— START OF Supplied material —

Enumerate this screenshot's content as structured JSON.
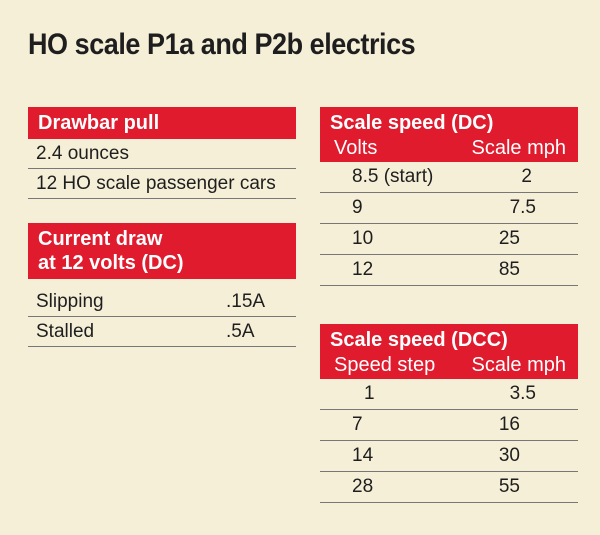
{
  "title": "HO scale P1a and P2b electrics",
  "drawbar": {
    "header": "Drawbar pull",
    "rows": [
      "2.4 ounces",
      "12 HO scale passenger cars"
    ]
  },
  "current": {
    "header_line1": "Current draw",
    "header_line2": "at 12 volts (DC)",
    "rows": [
      {
        "label": "Slipping",
        "value": ".15A"
      },
      {
        "label": "Stalled",
        "value": ".5A"
      }
    ]
  },
  "speed_dc": {
    "header": "Scale speed (DC)",
    "col1": "Volts",
    "col2": "Scale mph",
    "rows": [
      {
        "a": "8.5 (start)",
        "b": "2"
      },
      {
        "a": "9",
        "b": "7.5"
      },
      {
        "a": "10",
        "b": "25"
      },
      {
        "a": "12",
        "b": "85"
      }
    ]
  },
  "speed_dcc": {
    "header": "Scale speed (DCC)",
    "col1": "Speed step",
    "col2": "Scale mph",
    "rows": [
      {
        "a": "1",
        "b": "3.5"
      },
      {
        "a": "7",
        "b": "16"
      },
      {
        "a": "14",
        "b": "30"
      },
      {
        "a": "28",
        "b": "55"
      }
    ]
  }
}
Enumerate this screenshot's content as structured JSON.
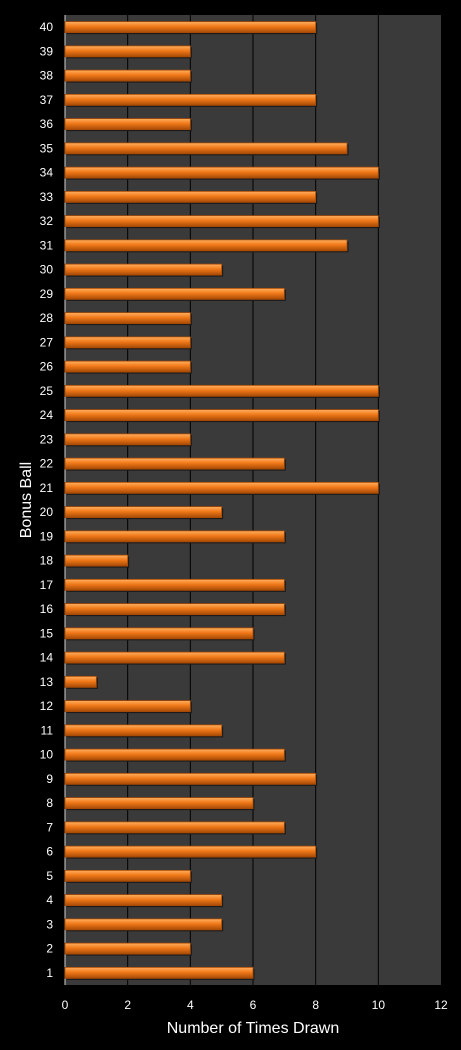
{
  "chart_data": {
    "type": "bar",
    "orientation": "horizontal",
    "xlabel": "Number of Times Drawn",
    "ylabel": "Bonus Ball",
    "xlim": [
      0,
      12
    ],
    "x_ticks": [
      "0",
      "2",
      "4",
      "6",
      "8",
      "10",
      "12"
    ],
    "grid": "vertical",
    "categories": [
      "1",
      "2",
      "3",
      "4",
      "5",
      "6",
      "7",
      "8",
      "9",
      "10",
      "11",
      "12",
      "13",
      "14",
      "15",
      "16",
      "17",
      "18",
      "19",
      "20",
      "21",
      "22",
      "23",
      "24",
      "25",
      "26",
      "27",
      "28",
      "29",
      "30",
      "31",
      "32",
      "33",
      "34",
      "35",
      "36",
      "37",
      "38",
      "39",
      "40"
    ],
    "values": [
      6,
      4,
      5,
      5,
      4,
      8,
      7,
      6,
      8,
      7,
      5,
      4,
      1,
      7,
      6,
      7,
      7,
      2,
      7,
      5,
      10,
      7,
      4,
      10,
      10,
      4,
      4,
      4,
      7,
      5,
      9,
      10,
      8,
      10,
      9,
      4,
      8,
      4,
      4,
      8
    ]
  },
  "colors": {
    "background": "#000000",
    "plot_area": "#3a3a3a",
    "gridline": "#000000",
    "bar": "#f07818",
    "bar_highlight": "#ffb060",
    "bar_shadow": "#a64a06",
    "text": "#ffffff"
  }
}
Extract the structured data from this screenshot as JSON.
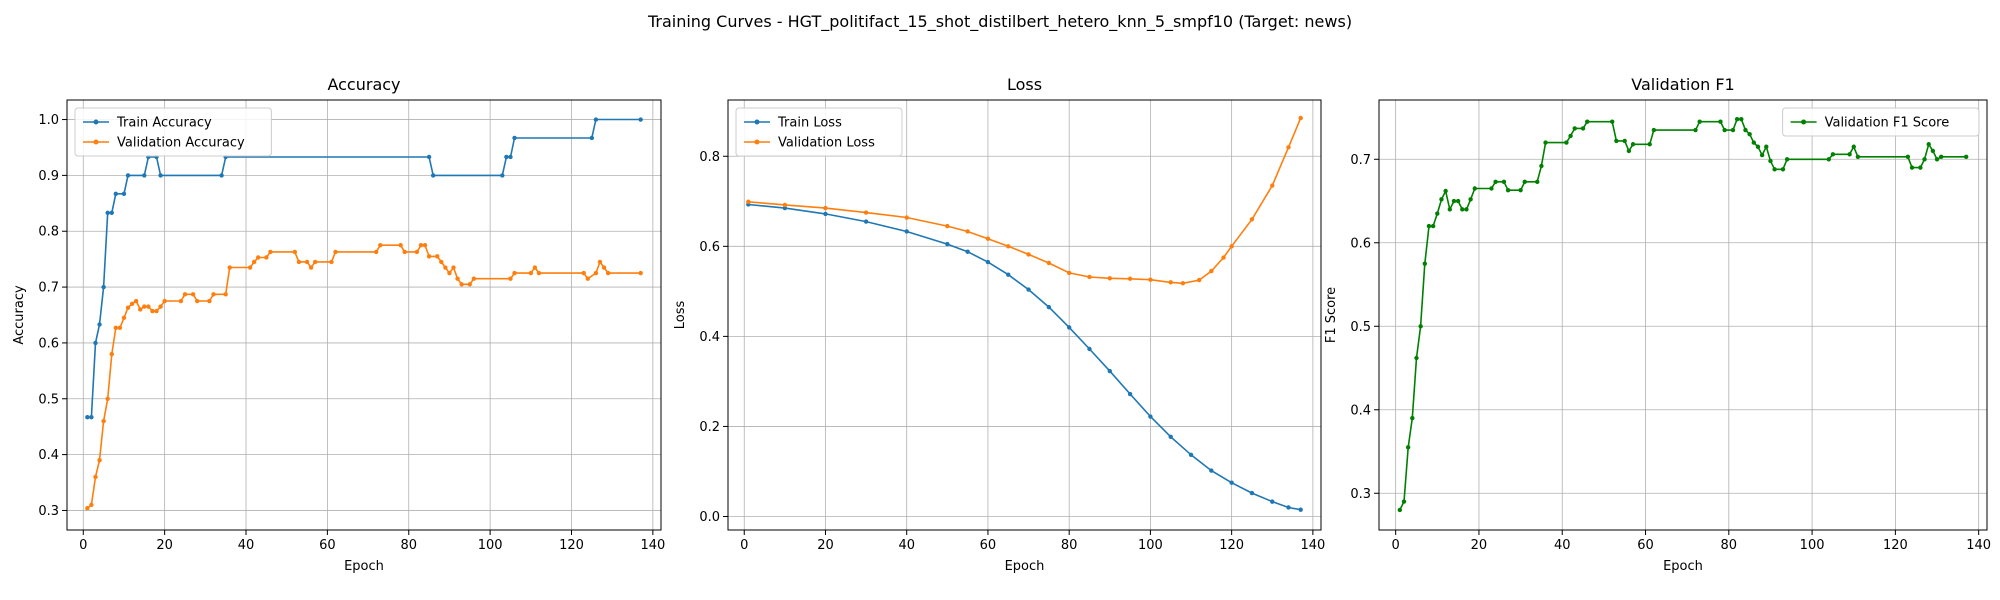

— END OF Supplied material —

→ Work to do:
Would you set down the listing exactly, omitting pictures?

→ In response:
Enumerate this screenshot's content as structured JSON.
{
  "title": "HO scale P1a and P2b electrics",
  "drawbar": {
    "header": "Drawbar pull",
    "rows": [
      "2.4 ounces",
      "12 HO scale passenger cars"
    ]
  },
  "current": {
    "header_line1": "Current draw",
    "header_line2": "at 12 volts (DC)",
    "rows": [
      {
        "label": "Slipping",
        "value": ".15A"
      },
      {
        "label": "Stalled",
        "value": ".5A"
      }
    ]
  },
  "speed_dc": {
    "header": "Scale speed (DC)",
    "col1": "Volts",
    "col2": "Scale mph",
    "rows": [
      {
        "a": "8.5 (start)",
        "b": "2"
      },
      {
        "a": "9",
        "b": "7.5"
      },
      {
        "a": "10",
        "b": "25"
      },
      {
        "a": "12",
        "b": "85"
      }
    ]
  },
  "speed_dcc": {
    "header": "Scale speed (DCC)",
    "col1": "Speed step",
    "col2": "Scale mph",
    "rows": [
      {
        "a": "1",
        "b": "3.5"
      },
      {
        "a": "7",
        "b": "16"
      },
      {
        "a": "14",
        "b": "30"
      },
      {
        "a": "28",
        "b": "55"
      }
    ]
  }
}
Enumerate this screenshot's content as structured JSON.
{
  "chart_data": {
    "type": "bar",
    "orientation": "horizontal",
    "xlabel": "Number of Times Drawn",
    "ylabel": "Bonus Ball",
    "xlim": [
      0,
      12
    ],
    "x_ticks": [
      "0",
      "2",
      "4",
      "6",
      "8",
      "10",
      "12"
    ],
    "grid": "vertical",
    "categories": [
      "1",
      "2",
      "3",
      "4",
      "5",
      "6",
      "7",
      "8",
      "9",
      "10",
      "11",
      "12",
      "13",
      "14",
      "15",
      "16",
      "17",
      "18",
      "19",
      "20",
      "21",
      "22",
      "23",
      "24",
      "25",
      "26",
      "27",
      "28",
      "29",
      "30",
      "31",
      "32",
      "33",
      "34",
      "35",
      "36",
      "37",
      "38",
      "39",
      "40"
    ],
    "values": [
      6,
      4,
      5,
      5,
      4,
      8,
      7,
      6,
      8,
      7,
      5,
      4,
      1,
      7,
      6,
      7,
      7,
      2,
      7,
      5,
      10,
      7,
      4,
      10,
      10,
      4,
      4,
      4,
      7,
      5,
      9,
      10,
      8,
      10,
      9,
      4,
      8,
      4,
      4,
      8
    ]
  },
  "colors": {
    "background": "#000000",
    "plot_area": "#3a3a3a",
    "gridline": "#000000",
    "bar": "#f07818",
    "bar_highlight": "#ffb060",
    "bar_shadow": "#a64a06",
    "text": "#ffffff"
  }
}
Extract the structured data from this screenshot as JSON.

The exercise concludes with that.